§ Directions
Please write out the material below again, swapping "data-label" for "value-label" everywhere it occurs and leaving everything else unchanged.

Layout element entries
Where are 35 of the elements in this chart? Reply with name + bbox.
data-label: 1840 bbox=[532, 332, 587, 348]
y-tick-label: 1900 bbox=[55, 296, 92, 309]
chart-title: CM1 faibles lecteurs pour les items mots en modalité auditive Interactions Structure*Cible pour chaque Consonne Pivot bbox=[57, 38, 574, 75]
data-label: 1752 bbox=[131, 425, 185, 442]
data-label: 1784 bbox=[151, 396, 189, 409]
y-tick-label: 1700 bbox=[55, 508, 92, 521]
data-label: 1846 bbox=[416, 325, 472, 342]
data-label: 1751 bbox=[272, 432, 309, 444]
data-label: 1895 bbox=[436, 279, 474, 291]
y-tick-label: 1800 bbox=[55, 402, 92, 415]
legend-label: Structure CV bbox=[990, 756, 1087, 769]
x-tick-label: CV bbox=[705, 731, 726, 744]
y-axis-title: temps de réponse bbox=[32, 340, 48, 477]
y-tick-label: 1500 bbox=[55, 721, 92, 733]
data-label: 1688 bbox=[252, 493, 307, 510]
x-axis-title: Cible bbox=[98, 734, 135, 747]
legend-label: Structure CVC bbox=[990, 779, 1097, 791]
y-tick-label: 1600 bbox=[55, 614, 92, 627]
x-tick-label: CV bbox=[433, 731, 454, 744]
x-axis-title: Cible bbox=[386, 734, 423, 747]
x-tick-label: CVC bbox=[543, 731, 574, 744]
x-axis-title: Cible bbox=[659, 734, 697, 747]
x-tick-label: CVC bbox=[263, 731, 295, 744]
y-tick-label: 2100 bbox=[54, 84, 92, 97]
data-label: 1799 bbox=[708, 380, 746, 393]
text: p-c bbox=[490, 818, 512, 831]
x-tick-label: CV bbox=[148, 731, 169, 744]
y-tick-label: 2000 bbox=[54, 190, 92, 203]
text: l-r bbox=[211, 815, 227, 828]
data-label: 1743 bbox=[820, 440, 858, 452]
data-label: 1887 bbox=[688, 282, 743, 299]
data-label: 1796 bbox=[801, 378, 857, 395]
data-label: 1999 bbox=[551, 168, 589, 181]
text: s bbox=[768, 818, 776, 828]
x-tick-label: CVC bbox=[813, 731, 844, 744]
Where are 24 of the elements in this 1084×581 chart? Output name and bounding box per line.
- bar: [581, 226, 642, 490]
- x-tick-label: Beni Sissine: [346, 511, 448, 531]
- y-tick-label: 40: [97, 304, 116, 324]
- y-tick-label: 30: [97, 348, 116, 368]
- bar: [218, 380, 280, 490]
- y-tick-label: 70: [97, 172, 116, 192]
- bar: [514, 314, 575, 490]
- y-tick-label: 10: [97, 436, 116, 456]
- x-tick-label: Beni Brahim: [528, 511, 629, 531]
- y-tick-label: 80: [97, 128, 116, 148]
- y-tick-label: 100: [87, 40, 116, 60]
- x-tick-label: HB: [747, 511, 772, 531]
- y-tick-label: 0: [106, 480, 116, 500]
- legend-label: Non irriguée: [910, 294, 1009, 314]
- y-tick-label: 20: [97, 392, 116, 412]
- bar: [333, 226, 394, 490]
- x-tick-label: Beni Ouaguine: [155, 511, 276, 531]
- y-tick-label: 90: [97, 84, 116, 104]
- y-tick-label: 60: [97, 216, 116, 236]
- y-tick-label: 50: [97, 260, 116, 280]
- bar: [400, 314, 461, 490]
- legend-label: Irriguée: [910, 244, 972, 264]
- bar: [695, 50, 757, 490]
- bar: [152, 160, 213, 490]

§ Task response
Where are 35 of the elements in this chart? Reply with name + bbox.
value-label: 1840 bbox=[532, 332, 587, 348]
y-tick-label: 1900 bbox=[55, 296, 92, 309]
chart-title: CM1 faibles lecteurs pour les items mots en modalité auditive Interactions Structure*Cible pour chaque Consonne Pivot bbox=[57, 38, 574, 75]
value-label: 1752 bbox=[131, 425, 185, 442]
value-label: 1784 bbox=[151, 396, 189, 409]
y-tick-label: 1700 bbox=[55, 508, 92, 521]
value-label: 1846 bbox=[416, 325, 472, 342]
value-label: 1751 bbox=[272, 432, 309, 444]
value-label: 1895 bbox=[436, 279, 474, 291]
y-tick-label: 1800 bbox=[55, 402, 92, 415]
legend-label: Structure CV bbox=[990, 756, 1087, 769]
x-tick-label: CV bbox=[705, 731, 726, 744]
y-axis-title: temps de réponse bbox=[32, 340, 48, 477]
y-tick-label: 1500 bbox=[55, 721, 92, 733]
value-label: 1688 bbox=[252, 493, 307, 510]
x-axis-title: Cible bbox=[98, 734, 135, 747]
legend-label: Structure CVC bbox=[990, 779, 1097, 791]
y-tick-label: 1600 bbox=[55, 614, 92, 627]
x-tick-label: CV bbox=[433, 731, 454, 744]
x-axis-title: Cible bbox=[386, 734, 423, 747]
x-tick-label: CVC bbox=[543, 731, 574, 744]
x-axis-title: Cible bbox=[659, 734, 697, 747]
x-tick-label: CVC bbox=[263, 731, 295, 744]
y-tick-label: 2100 bbox=[54, 84, 92, 97]
value-label: 1799 bbox=[708, 380, 746, 393]
text: p-c bbox=[490, 818, 512, 831]
x-tick-label: CV bbox=[148, 731, 169, 744]
y-tick-label: 2000 bbox=[54, 190, 92, 203]
text: l-r bbox=[211, 815, 227, 828]
value-label: 1743 bbox=[820, 440, 858, 452]
value-label: 1887 bbox=[688, 282, 743, 299]
value-label: 1796 bbox=[801, 378, 857, 395]
value-label: 1999 bbox=[551, 168, 589, 181]
text: s bbox=[768, 818, 776, 828]
x-tick-label: CVC bbox=[813, 731, 844, 744]
Where are 24 of the elements in this 1084×581 chart? Output name and bounding box per line.
- bar: [581, 226, 642, 490]
- x-tick-label: Beni Sissine: [346, 511, 448, 531]
- y-tick-label: 40: [97, 304, 116, 324]
- y-tick-label: 30: [97, 348, 116, 368]
- bar: [218, 380, 280, 490]
- y-tick-label: 70: [97, 172, 116, 192]
- bar: [514, 314, 575, 490]
- y-tick-label: 10: [97, 436, 116, 456]
- x-tick-label: Beni Brahim: [528, 511, 629, 531]
- y-tick-label: 80: [97, 128, 116, 148]
- y-tick-label: 100: [87, 40, 116, 60]
- x-tick-label: HB: [747, 511, 772, 531]
- y-tick-label: 0: [106, 480, 116, 500]
- legend-label: Non irriguée: [910, 294, 1009, 314]
- y-tick-label: 20: [97, 392, 116, 412]
- bar: [333, 226, 394, 490]
- x-tick-label: Beni Ouaguine: [155, 511, 276, 531]
- y-tick-label: 90: [97, 84, 116, 104]
- y-tick-label: 60: [97, 216, 116, 236]
- y-tick-label: 50: [97, 260, 116, 280]
- bar: [400, 314, 461, 490]
- legend-label: Irriguée: [910, 244, 972, 264]
- bar: [695, 50, 757, 490]
- bar: [152, 160, 213, 490]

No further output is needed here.